__PROBLEM STATEMENT__. Your task is to give the data again, exactly, with every line intact.

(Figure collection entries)
**********
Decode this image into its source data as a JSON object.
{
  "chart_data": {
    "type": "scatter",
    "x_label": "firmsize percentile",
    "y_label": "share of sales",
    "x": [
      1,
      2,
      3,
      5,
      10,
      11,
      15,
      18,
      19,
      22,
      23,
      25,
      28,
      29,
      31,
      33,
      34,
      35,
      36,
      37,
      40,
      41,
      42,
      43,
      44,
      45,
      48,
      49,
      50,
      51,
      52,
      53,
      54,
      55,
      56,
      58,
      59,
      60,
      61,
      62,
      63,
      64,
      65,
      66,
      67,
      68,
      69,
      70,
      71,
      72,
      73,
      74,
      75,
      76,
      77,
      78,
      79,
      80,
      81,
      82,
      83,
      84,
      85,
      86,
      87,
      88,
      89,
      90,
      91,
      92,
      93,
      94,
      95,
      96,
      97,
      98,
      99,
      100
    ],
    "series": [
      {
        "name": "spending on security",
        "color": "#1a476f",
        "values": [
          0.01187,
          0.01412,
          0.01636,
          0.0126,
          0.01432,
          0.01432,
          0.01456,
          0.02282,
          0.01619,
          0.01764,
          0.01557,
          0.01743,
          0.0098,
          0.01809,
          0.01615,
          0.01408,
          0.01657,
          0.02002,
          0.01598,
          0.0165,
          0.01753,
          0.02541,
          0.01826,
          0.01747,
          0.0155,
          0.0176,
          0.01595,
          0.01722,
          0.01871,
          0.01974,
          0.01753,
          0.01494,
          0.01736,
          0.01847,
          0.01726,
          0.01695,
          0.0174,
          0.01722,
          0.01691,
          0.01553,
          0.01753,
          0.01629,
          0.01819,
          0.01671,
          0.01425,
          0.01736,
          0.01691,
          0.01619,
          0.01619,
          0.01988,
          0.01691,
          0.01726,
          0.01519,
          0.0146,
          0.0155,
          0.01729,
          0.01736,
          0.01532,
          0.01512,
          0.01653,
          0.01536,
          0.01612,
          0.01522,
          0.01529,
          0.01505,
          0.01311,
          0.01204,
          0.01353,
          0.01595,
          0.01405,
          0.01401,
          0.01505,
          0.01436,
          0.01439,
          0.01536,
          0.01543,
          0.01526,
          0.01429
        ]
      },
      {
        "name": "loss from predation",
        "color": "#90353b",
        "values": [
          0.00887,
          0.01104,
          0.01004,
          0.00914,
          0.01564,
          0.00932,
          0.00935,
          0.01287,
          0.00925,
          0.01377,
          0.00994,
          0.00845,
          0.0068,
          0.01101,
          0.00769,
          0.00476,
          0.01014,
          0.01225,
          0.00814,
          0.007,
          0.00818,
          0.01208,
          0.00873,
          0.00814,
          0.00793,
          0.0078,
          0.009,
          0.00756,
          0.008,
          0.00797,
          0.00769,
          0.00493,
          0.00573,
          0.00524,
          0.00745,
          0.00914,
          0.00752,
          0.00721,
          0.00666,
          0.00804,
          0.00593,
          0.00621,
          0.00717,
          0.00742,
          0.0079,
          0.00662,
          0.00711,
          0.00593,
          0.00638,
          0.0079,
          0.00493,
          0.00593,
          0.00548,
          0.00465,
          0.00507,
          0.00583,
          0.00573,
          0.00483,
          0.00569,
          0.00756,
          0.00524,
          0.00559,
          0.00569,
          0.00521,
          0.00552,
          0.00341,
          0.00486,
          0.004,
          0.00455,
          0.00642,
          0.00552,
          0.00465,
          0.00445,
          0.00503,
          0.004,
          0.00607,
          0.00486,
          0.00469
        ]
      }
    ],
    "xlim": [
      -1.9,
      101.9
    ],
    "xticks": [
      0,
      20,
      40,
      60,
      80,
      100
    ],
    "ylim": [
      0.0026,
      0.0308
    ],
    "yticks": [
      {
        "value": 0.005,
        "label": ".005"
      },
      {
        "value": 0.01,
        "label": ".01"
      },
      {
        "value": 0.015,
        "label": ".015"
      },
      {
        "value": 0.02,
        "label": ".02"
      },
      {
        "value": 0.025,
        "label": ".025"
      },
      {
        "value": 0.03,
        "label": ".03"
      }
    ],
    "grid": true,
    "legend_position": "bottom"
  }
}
**********
__EXERCISE SOLUTION__.
Decode this image into its source data as a JSON object.
{
  "chart_data": {
    "type": "scatter",
    "x_label": "firmsize percentile",
    "y_label": "share of sales",
    "x": [
      1,
      2,
      3,
      5,
      10,
      11,
      15,
      18,
      19,
      22,
      23,
      25,
      28,
      29,
      31,
      33,
      34,
      35,
      36,
      37,
      40,
      41,
      42,
      43,
      44,
      45,
      48,
      49,
      50,
      51,
      52,
      53,
      54,
      55,
      56,
      58,
      59,
      60,
      61,
      62,
      63,
      64,
      65,
      66,
      67,
      68,
      69,
      70,
      71,
      72,
      73,
      74,
      75,
      76,
      77,
      78,
      79,
      80,
      81,
      82,
      83,
      84,
      85,
      86,
      87,
      88,
      89,
      90,
      91,
      92,
      93,
      94,
      95,
      96,
      97,
      98,
      99,
      100
    ],
    "series": [
      {
        "name": "spending on security",
        "color": "#1a476f",
        "values": [
          0.01187,
          0.01412,
          0.01636,
          0.0126,
          0.01432,
          0.01432,
          0.01456,
          0.02282,
          0.01619,
          0.01764,
          0.01557,
          0.01743,
          0.0098,
          0.01809,
          0.01615,
          0.01408,
          0.01657,
          0.02002,
          0.01598,
          0.0165,
          0.01753,
          0.02541,
          0.01826,
          0.01747,
          0.0155,
          0.0176,
          0.01595,
          0.01722,
          0.01871,
          0.01974,
          0.01753,
          0.01494,
          0.01736,
          0.01847,
          0.01726,
          0.01695,
          0.0174,
          0.01722,
          0.01691,
          0.01553,
          0.01753,
          0.01629,
          0.01819,
          0.01671,
          0.01425,
          0.01736,
          0.01691,
          0.01619,
          0.01619,
          0.01988,
          0.01691,
          0.01726,
          0.01519,
          0.0146,
          0.0155,
          0.01729,
          0.01736,
          0.01532,
          0.01512,
          0.01653,
          0.01536,
          0.01612,
          0.01522,
          0.01529,
          0.01505,
          0.01311,
          0.01204,
          0.01353,
          0.01595,
          0.01405,
          0.01401,
          0.01505,
          0.01436,
          0.01439,
          0.01536,
          0.01543,
          0.01526,
          0.01429
        ]
      },
      {
        "name": "loss from predation",
        "color": "#90353b",
        "values": [
          0.00887,
          0.01104,
          0.01004,
          0.00914,
          0.01564,
          0.00932,
          0.00935,
          0.01287,
          0.00925,
          0.01377,
          0.00994,
          0.00845,
          0.0068,
          0.01101,
          0.00769,
          0.00476,
          0.01014,
          0.01225,
          0.00814,
          0.007,
          0.00818,
          0.01208,
          0.00873,
          0.00814,
          0.00793,
          0.0078,
          0.009,
          0.00756,
          0.008,
          0.00797,
          0.00769,
          0.00493,
          0.00573,
          0.00524,
          0.00745,
          0.00914,
          0.00752,
          0.00721,
          0.00666,
          0.00804,
          0.00593,
          0.00621,
          0.00717,
          0.00742,
          0.0079,
          0.00662,
          0.00711,
          0.00593,
          0.00638,
          0.0079,
          0.00493,
          0.00593,
          0.00548,
          0.00465,
          0.00507,
          0.00583,
          0.00573,
          0.00483,
          0.00569,
          0.00756,
          0.00524,
          0.00559,
          0.00569,
          0.00521,
          0.00552,
          0.00341,
          0.00486,
          0.004,
          0.00455,
          0.00642,
          0.00552,
          0.00465,
          0.00445,
          0.00503,
          0.004,
          0.00607,
          0.00486,
          0.00469
        ]
      }
    ],
    "xlim": [
      -1.9,
      101.9
    ],
    "xticks": [
      0,
      20,
      40,
      60,
      80,
      100
    ],
    "ylim": [
      0.0026,
      0.0308
    ],
    "yticks": [
      {
        "value": 0.005,
        "label": ".005"
      },
      {
        "value": 0.01,
        "label": ".01"
      },
      {
        "value": 0.015,
        "label": ".015"
      },
      {
        "value": 0.02,
        "label": ".02"
      },
      {
        "value": 0.025,
        "label": ".025"
      },
      {
        "value": 0.03,
        "label": ".03"
      }
    ],
    "grid": true,
    "legend_position": "bottom"
  }
}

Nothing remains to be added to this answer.